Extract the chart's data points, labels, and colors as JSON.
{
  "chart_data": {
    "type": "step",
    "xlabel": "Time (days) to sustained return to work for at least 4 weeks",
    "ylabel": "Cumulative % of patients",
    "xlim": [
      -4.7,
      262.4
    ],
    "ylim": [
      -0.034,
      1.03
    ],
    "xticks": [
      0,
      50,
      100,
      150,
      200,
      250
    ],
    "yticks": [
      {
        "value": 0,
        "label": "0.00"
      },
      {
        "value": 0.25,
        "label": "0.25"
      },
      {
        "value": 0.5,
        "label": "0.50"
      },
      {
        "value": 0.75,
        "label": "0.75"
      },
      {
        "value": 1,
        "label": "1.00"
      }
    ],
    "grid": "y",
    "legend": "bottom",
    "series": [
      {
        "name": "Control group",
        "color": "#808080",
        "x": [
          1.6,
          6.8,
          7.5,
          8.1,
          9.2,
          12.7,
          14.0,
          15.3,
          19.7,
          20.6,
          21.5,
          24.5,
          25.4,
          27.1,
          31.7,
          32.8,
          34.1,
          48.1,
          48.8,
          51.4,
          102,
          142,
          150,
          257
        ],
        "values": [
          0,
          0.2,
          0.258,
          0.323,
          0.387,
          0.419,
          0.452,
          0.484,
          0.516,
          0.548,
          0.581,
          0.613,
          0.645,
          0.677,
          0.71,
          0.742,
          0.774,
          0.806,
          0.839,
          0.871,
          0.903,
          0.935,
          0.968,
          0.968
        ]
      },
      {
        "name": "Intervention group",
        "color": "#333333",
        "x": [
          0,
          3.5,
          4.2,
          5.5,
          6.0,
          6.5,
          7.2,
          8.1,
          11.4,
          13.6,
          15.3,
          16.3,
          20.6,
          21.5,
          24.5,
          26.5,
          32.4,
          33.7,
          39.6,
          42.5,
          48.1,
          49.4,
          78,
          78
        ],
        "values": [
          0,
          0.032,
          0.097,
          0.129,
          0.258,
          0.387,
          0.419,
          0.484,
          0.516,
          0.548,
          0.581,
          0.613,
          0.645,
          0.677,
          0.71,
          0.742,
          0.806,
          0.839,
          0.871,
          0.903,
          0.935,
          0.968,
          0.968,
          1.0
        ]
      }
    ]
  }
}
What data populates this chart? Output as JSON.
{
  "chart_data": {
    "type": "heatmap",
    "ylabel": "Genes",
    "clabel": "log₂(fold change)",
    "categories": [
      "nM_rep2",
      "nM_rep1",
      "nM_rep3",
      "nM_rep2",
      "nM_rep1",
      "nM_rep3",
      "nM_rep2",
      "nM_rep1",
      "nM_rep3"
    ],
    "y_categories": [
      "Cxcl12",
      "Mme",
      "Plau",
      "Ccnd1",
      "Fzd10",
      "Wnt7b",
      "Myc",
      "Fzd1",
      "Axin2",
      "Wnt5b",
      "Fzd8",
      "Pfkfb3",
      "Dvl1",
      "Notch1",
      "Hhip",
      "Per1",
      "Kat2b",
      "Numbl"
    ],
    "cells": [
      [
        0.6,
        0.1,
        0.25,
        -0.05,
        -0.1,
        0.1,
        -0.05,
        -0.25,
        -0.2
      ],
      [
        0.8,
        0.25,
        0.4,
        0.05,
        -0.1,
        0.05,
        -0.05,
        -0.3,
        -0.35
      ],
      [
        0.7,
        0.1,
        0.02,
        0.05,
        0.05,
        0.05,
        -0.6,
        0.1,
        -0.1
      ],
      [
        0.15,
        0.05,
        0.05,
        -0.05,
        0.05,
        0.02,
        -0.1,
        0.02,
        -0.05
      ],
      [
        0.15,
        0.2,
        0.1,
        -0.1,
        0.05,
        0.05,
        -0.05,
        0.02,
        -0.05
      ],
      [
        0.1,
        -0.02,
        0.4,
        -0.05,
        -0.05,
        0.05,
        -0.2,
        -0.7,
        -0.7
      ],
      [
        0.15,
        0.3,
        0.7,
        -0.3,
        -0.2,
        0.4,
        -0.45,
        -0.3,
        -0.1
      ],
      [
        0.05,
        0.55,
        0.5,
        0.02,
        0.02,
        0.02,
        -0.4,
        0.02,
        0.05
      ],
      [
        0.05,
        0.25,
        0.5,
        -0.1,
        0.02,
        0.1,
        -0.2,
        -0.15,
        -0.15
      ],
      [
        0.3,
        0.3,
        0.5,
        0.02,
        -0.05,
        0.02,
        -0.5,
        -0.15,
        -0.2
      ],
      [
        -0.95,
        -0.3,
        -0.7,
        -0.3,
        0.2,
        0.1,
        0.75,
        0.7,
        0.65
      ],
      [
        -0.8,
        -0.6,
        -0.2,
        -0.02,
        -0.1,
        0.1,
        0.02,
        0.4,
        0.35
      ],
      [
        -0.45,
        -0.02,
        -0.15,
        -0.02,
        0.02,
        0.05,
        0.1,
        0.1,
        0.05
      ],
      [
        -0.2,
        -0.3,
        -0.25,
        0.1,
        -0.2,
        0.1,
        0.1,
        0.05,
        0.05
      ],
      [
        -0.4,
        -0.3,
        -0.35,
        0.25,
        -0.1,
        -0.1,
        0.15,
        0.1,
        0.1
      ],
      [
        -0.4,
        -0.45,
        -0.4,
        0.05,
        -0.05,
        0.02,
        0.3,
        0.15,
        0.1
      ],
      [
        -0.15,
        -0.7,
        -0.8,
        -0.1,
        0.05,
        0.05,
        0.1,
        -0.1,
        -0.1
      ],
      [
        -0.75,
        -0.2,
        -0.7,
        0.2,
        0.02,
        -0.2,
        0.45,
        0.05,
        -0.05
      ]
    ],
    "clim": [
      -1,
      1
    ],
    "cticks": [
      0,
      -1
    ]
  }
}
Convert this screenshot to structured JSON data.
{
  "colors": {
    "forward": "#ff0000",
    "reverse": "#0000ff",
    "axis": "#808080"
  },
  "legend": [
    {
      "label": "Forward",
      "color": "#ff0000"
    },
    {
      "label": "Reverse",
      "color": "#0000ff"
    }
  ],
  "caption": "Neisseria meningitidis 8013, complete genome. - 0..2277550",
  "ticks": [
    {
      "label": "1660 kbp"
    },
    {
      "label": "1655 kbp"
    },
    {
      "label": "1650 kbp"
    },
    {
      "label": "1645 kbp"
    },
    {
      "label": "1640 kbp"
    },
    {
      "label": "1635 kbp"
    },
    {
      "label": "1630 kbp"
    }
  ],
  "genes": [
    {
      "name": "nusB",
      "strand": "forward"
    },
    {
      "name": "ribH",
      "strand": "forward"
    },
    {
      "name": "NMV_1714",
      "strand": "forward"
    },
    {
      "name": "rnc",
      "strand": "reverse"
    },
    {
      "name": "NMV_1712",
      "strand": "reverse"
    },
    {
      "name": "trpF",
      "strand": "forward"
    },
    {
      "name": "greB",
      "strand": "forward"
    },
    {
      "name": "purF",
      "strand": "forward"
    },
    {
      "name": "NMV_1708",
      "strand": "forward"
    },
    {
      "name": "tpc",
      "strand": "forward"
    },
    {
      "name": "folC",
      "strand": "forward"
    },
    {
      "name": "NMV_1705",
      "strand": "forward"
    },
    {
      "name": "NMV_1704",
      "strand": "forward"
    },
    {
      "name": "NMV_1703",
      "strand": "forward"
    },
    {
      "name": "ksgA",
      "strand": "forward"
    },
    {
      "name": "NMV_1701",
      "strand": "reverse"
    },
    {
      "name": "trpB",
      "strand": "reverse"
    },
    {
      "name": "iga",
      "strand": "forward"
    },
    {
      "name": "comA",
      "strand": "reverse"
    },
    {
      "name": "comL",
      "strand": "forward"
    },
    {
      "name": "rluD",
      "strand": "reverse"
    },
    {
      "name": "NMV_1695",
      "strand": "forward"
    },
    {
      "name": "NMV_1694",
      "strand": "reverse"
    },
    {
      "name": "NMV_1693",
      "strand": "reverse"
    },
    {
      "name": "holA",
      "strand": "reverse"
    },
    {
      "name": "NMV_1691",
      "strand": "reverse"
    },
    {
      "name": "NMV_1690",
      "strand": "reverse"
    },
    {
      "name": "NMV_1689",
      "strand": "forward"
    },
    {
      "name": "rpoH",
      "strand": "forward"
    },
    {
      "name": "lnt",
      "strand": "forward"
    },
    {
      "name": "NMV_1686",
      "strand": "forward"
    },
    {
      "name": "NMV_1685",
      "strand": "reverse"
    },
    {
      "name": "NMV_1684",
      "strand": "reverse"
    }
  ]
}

————

» WORK REQUIRED
Some lines of the data above may hold the word "this"; report how many do, and nothing else.

» RESPONSE
2